- **The task**
Write out every entry, unchanged. Skip any picture.

- **Dataset entries on figures**
----

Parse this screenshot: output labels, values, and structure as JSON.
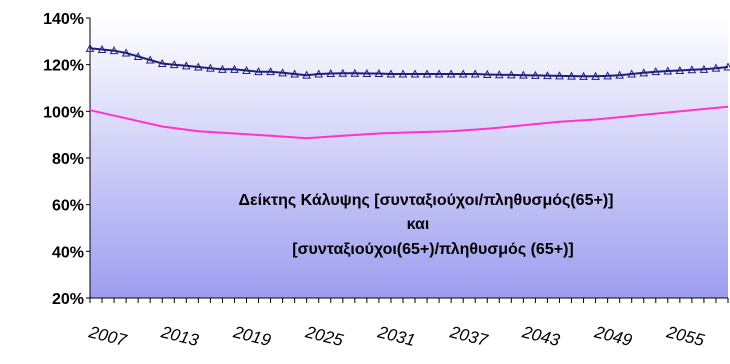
{
  "chart_data": {
    "type": "line",
    "xlim": [
      2007,
      2060
    ],
    "ylim": [
      20,
      140
    ],
    "y_ticks": [
      "20%",
      "40%",
      "60%",
      "80%",
      "100%",
      "120%",
      "140%"
    ],
    "y_tick_values": [
      20,
      40,
      60,
      80,
      100,
      120,
      140
    ],
    "x_ticks": [
      "2007",
      "2013",
      "2019",
      "2025",
      "2031",
      "2037",
      "2043",
      "2049",
      "2055"
    ],
    "x_tick_values": [
      2007,
      2013,
      2019,
      2025,
      2031,
      2037,
      2043,
      2049,
      2055
    ],
    "grid": false,
    "legend": "none",
    "annotation": {
      "line1": "Δείκτης Κάλυψης  [συνταξιούχοι/πληθυσμός(65+)]",
      "line2": "και",
      "line3": "[συνταξιούχοι(65+)/πληθυσμός (65+)]"
    },
    "series": [
      {
        "color": "#1f1f7a",
        "marker": "triangle",
        "x": [
          2007,
          2008,
          2009,
          2010,
          2011,
          2012,
          2013,
          2014,
          2015,
          2016,
          2017,
          2018,
          2019,
          2020,
          2021,
          2022,
          2023,
          2024,
          2025,
          2026,
          2027,
          2028,
          2029,
          2030,
          2031,
          2032,
          2033,
          2034,
          2035,
          2036,
          2037,
          2038,
          2039,
          2040,
          2041,
          2042,
          2043,
          2044,
          2045,
          2046,
          2047,
          2048,
          2049,
          2050,
          2051,
          2052,
          2053,
          2054,
          2055,
          2056,
          2057,
          2058,
          2059,
          2060
        ],
        "values": [
          127,
          126.5,
          126,
          125,
          123.5,
          122,
          120.5,
          120,
          119.5,
          119,
          118.5,
          118,
          118,
          117.5,
          117,
          117,
          116.5,
          116,
          115.5,
          116,
          116.2,
          116.3,
          116.3,
          116.2,
          116.2,
          116,
          116,
          116,
          116,
          116,
          116,
          116,
          116,
          115.8,
          115.7,
          115.6,
          115.5,
          115.4,
          115.3,
          115.2,
          115.1,
          115,
          115,
          115.2,
          115.5,
          116,
          116.5,
          117,
          117.3,
          117.5,
          117.8,
          118,
          118.5,
          119
        ]
      },
      {
        "color": "#ff33cc",
        "marker": "none",
        "x": [
          2007,
          2010,
          2013,
          2016,
          2019,
          2022,
          2025,
          2028,
          2031,
          2034,
          2037,
          2040,
          2043,
          2046,
          2049,
          2052,
          2055,
          2058,
          2060
        ],
        "values": [
          100.5,
          97,
          93.5,
          91.5,
          90.5,
          89.5,
          88.5,
          89.5,
          90.5,
          91,
          91.5,
          92.5,
          94,
          95.5,
          96.5,
          98,
          99.5,
          101,
          102
        ]
      }
    ]
  }
}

----

- **Correct response**
Parse this screenshot: output labels, values, and structure as JSON.
{
  "chart_data": {
    "type": "line",
    "xlim": [
      2007,
      2060
    ],
    "ylim": [
      20,
      140
    ],
    "y_ticks": [
      "20%",
      "40%",
      "60%",
      "80%",
      "100%",
      "120%",
      "140%"
    ],
    "y_tick_values": [
      20,
      40,
      60,
      80,
      100,
      120,
      140
    ],
    "x_ticks": [
      "2007",
      "2013",
      "2019",
      "2025",
      "2031",
      "2037",
      "2043",
      "2049",
      "2055"
    ],
    "x_tick_values": [
      2007,
      2013,
      2019,
      2025,
      2031,
      2037,
      2043,
      2049,
      2055
    ],
    "grid": false,
    "legend": "none",
    "annotation": {
      "line1": "Δείκτης Κάλυψης  [συνταξιούχοι/πληθυσμός(65+)]",
      "line2": "και",
      "line3": "[συνταξιούχοι(65+)/πληθυσμός (65+)]"
    },
    "series": [
      {
        "color": "#1f1f7a",
        "marker": "triangle",
        "x": [
          2007,
          2008,
          2009,
          2010,
          2011,
          2012,
          2013,
          2014,
          2015,
          2016,
          2017,
          2018,
          2019,
          2020,
          2021,
          2022,
          2023,
          2024,
          2025,
          2026,
          2027,
          2028,
          2029,
          2030,
          2031,
          2032,
          2033,
          2034,
          2035,
          2036,
          2037,
          2038,
          2039,
          2040,
          2041,
          2042,
          2043,
          2044,
          2045,
          2046,
          2047,
          2048,
          2049,
          2050,
          2051,
          2052,
          2053,
          2054,
          2055,
          2056,
          2057,
          2058,
          2059,
          2060
        ],
        "values": [
          127,
          126.5,
          126,
          125,
          123.5,
          122,
          120.5,
          120,
          119.5,
          119,
          118.5,
          118,
          118,
          117.5,
          117,
          117,
          116.5,
          116,
          115.5,
          116,
          116.2,
          116.3,
          116.3,
          116.2,
          116.2,
          116,
          116,
          116,
          116,
          116,
          116,
          116,
          116,
          115.8,
          115.7,
          115.6,
          115.5,
          115.4,
          115.3,
          115.2,
          115.1,
          115,
          115,
          115.2,
          115.5,
          116,
          116.5,
          117,
          117.3,
          117.5,
          117.8,
          118,
          118.5,
          119
        ]
      },
      {
        "color": "#ff33cc",
        "marker": "none",
        "x": [
          2007,
          2010,
          2013,
          2016,
          2019,
          2022,
          2025,
          2028,
          2031,
          2034,
          2037,
          2040,
          2043,
          2046,
          2049,
          2052,
          2055,
          2058,
          2060
        ],
        "values": [
          100.5,
          97,
          93.5,
          91.5,
          90.5,
          89.5,
          88.5,
          89.5,
          90.5,
          91,
          91.5,
          92.5,
          94,
          95.5,
          96.5,
          98,
          99.5,
          101,
          102
        ]
      }
    ]
  }
}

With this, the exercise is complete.